> _Set exercise_
Please find all lines in the data that hold the string "with" and copy them.

[start of Dataset extract]

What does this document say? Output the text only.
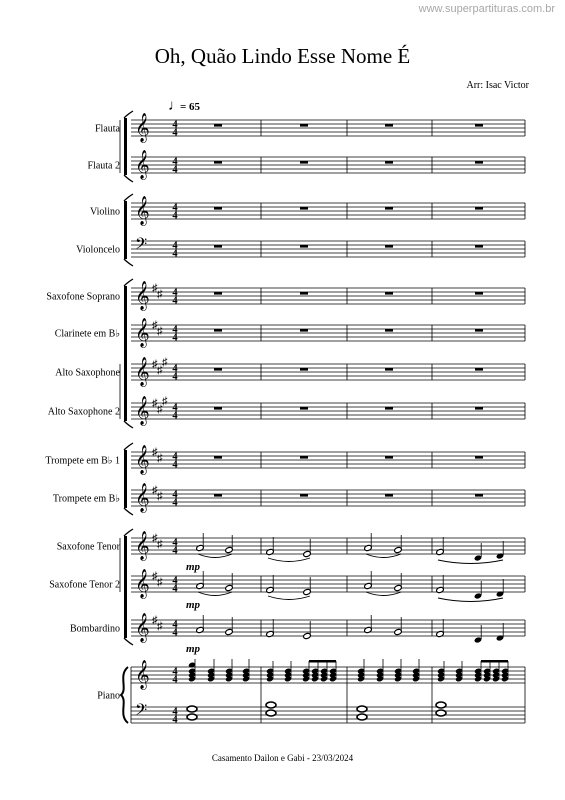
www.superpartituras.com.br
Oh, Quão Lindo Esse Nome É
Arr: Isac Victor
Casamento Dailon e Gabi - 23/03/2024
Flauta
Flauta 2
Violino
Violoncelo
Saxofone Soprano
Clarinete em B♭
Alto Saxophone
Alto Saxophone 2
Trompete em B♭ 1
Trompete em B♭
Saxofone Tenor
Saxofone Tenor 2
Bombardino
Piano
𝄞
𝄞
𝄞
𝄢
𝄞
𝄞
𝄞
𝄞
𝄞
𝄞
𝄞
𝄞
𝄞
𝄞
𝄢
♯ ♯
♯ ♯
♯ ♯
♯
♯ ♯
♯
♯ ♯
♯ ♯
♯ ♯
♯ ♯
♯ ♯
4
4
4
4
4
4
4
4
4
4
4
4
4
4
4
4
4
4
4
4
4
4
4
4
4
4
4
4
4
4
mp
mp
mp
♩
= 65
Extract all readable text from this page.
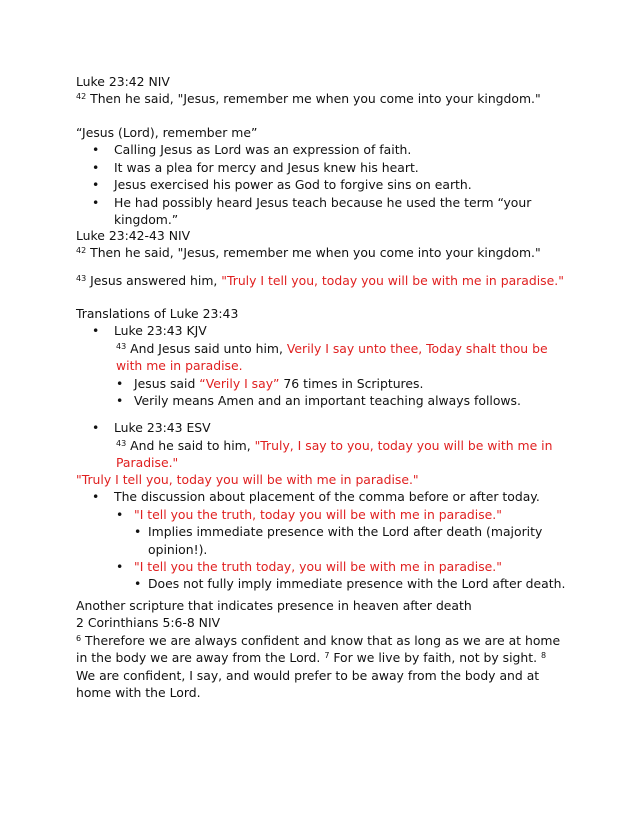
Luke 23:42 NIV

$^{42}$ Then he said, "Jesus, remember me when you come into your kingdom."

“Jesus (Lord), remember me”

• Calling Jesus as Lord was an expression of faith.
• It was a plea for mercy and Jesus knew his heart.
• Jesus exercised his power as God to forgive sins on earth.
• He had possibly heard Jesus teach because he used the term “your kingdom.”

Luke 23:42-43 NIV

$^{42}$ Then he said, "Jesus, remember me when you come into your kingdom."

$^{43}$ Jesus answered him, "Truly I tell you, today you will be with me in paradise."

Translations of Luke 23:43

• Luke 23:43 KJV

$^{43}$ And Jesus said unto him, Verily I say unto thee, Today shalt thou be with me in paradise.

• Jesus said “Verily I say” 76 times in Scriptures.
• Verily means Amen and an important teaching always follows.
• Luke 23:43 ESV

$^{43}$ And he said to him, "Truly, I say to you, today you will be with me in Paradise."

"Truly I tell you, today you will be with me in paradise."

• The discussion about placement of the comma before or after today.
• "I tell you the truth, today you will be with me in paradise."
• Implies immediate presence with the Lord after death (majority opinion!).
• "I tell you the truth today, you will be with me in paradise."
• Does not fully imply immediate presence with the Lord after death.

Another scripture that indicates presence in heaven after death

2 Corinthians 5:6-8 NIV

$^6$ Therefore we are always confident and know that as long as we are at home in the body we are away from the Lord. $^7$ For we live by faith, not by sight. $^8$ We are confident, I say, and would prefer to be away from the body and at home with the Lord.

[end of Dataset extract]
[start of Dataset extract]

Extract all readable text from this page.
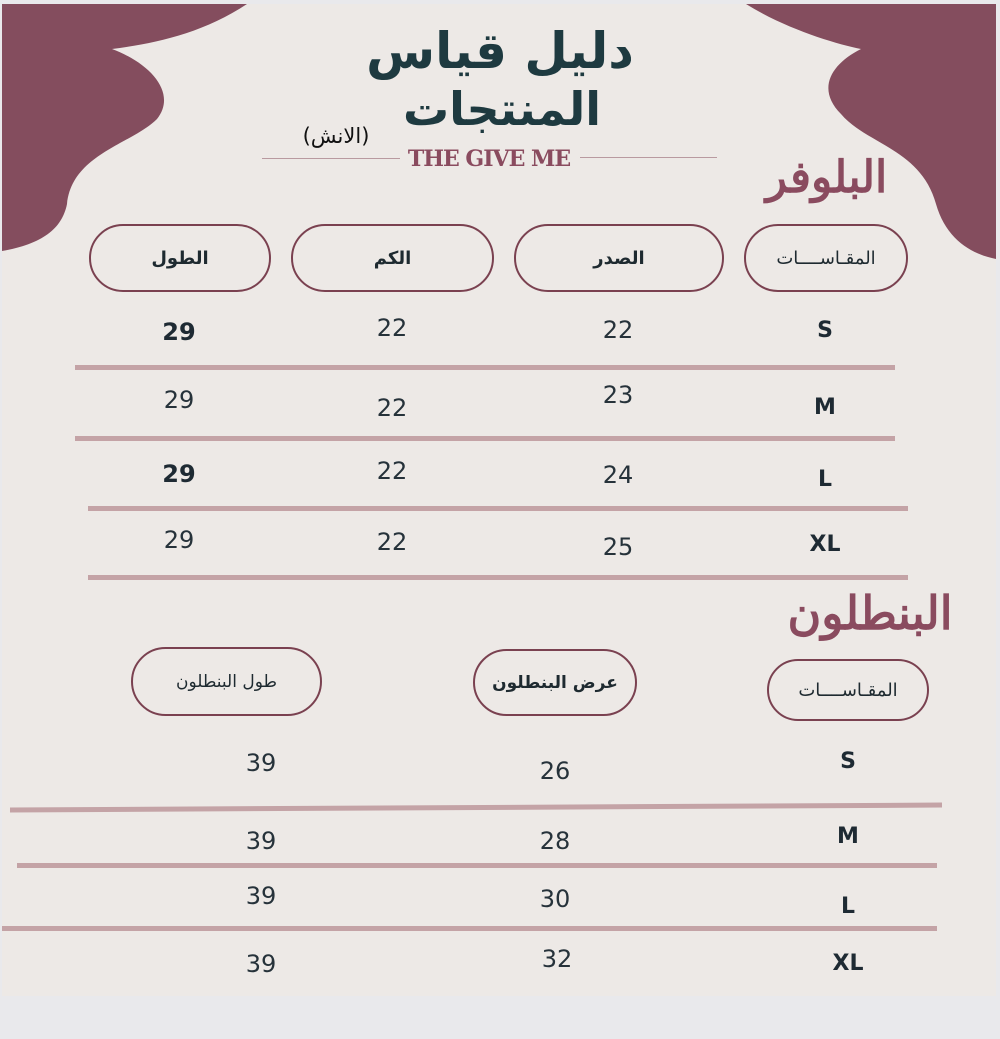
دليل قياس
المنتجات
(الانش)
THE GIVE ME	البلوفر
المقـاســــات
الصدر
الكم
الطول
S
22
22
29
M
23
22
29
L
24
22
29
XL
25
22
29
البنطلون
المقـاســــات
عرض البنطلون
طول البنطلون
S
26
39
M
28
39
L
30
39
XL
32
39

[end of Dataset extract]

> _Result of this task_
$^{43}$ Jesus answered him, "Truly I tell you, today you will be with me in paradise."
$^{43}$ And Jesus said unto him, Verily I say unto thee, Today shalt thou be with me in paradise.
$^{43}$ And he said to him, "Truly, I say to you, today you will be with me in Paradise."
"Truly I tell you, today you will be with me in paradise."
• "I tell you the truth, today you will be with me in paradise."
• Implies immediate presence with the Lord after death (majority opinion!).
• "I tell you the truth today, you will be with me in paradise."
• Does not fully imply immediate presence with the Lord after death.
$^6$ Therefore we are always confident and know that as long as we are at home in the body we are away from the Lord. $^7$ For we live by faith, not by sight. $^8$ We are confident, I say, and would prefer to be away from the body and at home with the Lord.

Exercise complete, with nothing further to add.